++++ DATA LISTING ++++
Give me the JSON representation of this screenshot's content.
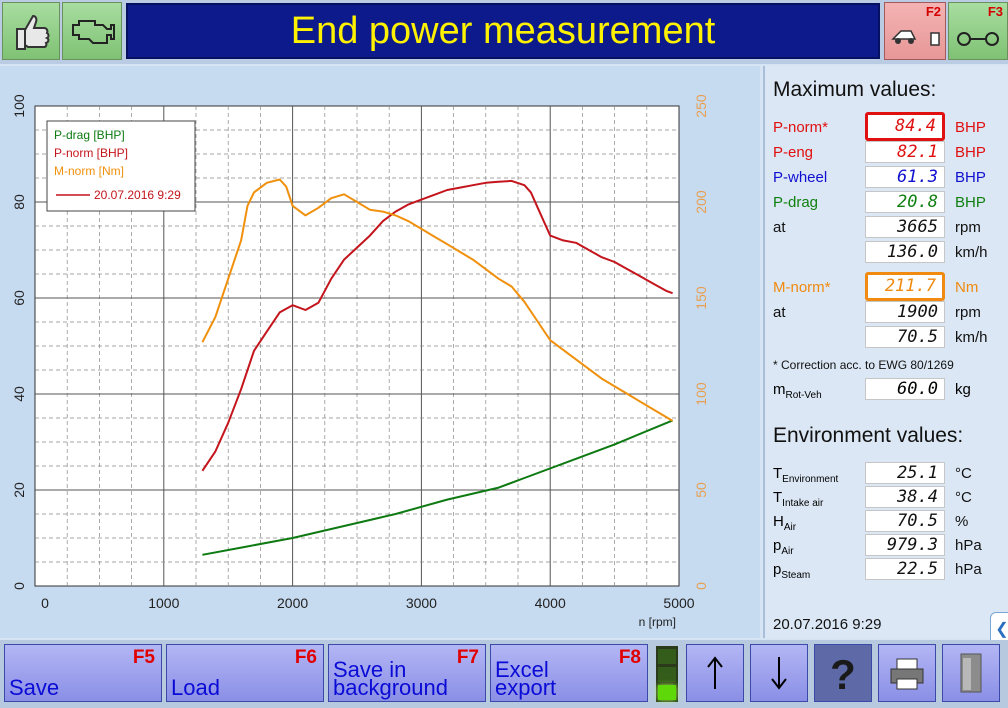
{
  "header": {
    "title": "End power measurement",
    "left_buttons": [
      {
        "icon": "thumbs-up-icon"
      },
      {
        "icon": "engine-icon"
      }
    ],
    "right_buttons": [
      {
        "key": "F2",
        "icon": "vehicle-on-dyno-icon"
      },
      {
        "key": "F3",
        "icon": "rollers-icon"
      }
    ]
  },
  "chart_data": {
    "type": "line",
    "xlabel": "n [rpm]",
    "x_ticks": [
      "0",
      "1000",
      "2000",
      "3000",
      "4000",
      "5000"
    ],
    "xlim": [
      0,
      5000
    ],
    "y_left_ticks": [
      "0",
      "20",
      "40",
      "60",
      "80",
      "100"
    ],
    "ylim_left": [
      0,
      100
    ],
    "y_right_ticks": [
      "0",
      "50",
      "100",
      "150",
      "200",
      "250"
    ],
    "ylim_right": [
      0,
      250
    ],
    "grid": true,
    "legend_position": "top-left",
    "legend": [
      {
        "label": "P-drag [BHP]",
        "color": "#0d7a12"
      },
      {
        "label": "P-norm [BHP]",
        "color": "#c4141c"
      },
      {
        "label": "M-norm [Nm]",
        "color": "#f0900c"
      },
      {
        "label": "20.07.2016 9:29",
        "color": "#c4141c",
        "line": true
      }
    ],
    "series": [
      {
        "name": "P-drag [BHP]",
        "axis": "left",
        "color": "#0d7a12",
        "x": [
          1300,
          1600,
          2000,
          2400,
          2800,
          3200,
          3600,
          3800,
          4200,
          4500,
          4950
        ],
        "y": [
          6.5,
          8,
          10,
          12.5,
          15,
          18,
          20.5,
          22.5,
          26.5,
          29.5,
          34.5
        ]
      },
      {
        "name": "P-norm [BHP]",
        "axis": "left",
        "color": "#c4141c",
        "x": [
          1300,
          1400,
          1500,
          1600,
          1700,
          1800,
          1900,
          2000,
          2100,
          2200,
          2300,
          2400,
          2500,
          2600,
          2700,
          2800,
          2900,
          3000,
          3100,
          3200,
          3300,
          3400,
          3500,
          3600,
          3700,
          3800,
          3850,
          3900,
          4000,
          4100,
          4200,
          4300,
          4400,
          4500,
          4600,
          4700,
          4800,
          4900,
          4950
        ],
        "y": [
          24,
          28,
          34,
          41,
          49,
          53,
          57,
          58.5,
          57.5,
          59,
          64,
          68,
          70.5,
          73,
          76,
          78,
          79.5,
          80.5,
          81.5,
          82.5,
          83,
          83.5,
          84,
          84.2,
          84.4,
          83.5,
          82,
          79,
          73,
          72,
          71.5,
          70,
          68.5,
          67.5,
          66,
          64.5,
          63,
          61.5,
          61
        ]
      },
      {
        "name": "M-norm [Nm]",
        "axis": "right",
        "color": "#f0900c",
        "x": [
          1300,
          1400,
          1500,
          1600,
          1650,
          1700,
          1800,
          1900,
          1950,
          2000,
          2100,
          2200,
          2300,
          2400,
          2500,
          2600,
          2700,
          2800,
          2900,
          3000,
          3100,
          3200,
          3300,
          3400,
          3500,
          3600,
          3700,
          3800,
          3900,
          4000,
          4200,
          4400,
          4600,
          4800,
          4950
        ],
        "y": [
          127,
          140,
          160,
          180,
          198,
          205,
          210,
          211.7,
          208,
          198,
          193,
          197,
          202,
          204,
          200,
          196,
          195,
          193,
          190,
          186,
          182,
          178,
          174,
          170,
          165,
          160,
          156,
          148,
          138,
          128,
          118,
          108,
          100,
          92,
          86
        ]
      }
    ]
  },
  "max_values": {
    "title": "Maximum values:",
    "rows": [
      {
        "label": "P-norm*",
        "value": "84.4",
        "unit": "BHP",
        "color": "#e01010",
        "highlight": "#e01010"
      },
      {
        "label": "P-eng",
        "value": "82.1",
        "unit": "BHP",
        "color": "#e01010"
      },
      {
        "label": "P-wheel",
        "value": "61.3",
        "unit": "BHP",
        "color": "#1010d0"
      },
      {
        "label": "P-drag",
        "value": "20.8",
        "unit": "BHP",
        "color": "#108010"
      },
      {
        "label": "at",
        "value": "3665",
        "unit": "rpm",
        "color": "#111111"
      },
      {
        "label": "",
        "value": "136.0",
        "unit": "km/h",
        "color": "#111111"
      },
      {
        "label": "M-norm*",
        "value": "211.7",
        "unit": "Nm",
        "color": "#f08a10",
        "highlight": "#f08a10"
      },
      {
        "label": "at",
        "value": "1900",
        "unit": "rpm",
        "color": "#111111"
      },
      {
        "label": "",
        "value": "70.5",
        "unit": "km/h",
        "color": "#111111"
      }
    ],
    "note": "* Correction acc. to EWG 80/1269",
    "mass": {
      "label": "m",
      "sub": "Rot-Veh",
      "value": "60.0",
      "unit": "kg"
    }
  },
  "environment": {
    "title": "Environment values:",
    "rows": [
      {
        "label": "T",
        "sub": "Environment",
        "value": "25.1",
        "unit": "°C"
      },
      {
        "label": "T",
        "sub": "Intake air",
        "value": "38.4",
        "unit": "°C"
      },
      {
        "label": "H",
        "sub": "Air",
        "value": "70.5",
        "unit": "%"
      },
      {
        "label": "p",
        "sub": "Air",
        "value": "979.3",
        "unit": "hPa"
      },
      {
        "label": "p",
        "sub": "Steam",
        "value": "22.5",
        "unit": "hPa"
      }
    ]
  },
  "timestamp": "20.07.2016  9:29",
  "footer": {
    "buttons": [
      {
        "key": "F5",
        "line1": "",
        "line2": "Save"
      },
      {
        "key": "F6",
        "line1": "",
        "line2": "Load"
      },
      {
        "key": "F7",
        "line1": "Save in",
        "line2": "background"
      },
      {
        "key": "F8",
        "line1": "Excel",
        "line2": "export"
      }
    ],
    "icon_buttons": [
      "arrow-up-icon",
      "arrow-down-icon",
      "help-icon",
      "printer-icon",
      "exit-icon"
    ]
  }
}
++++
SHORT EXERCISE:
Exactly how many lines contain "highlight"? State the number and nothing else.

THE COMPLETED TASK:
2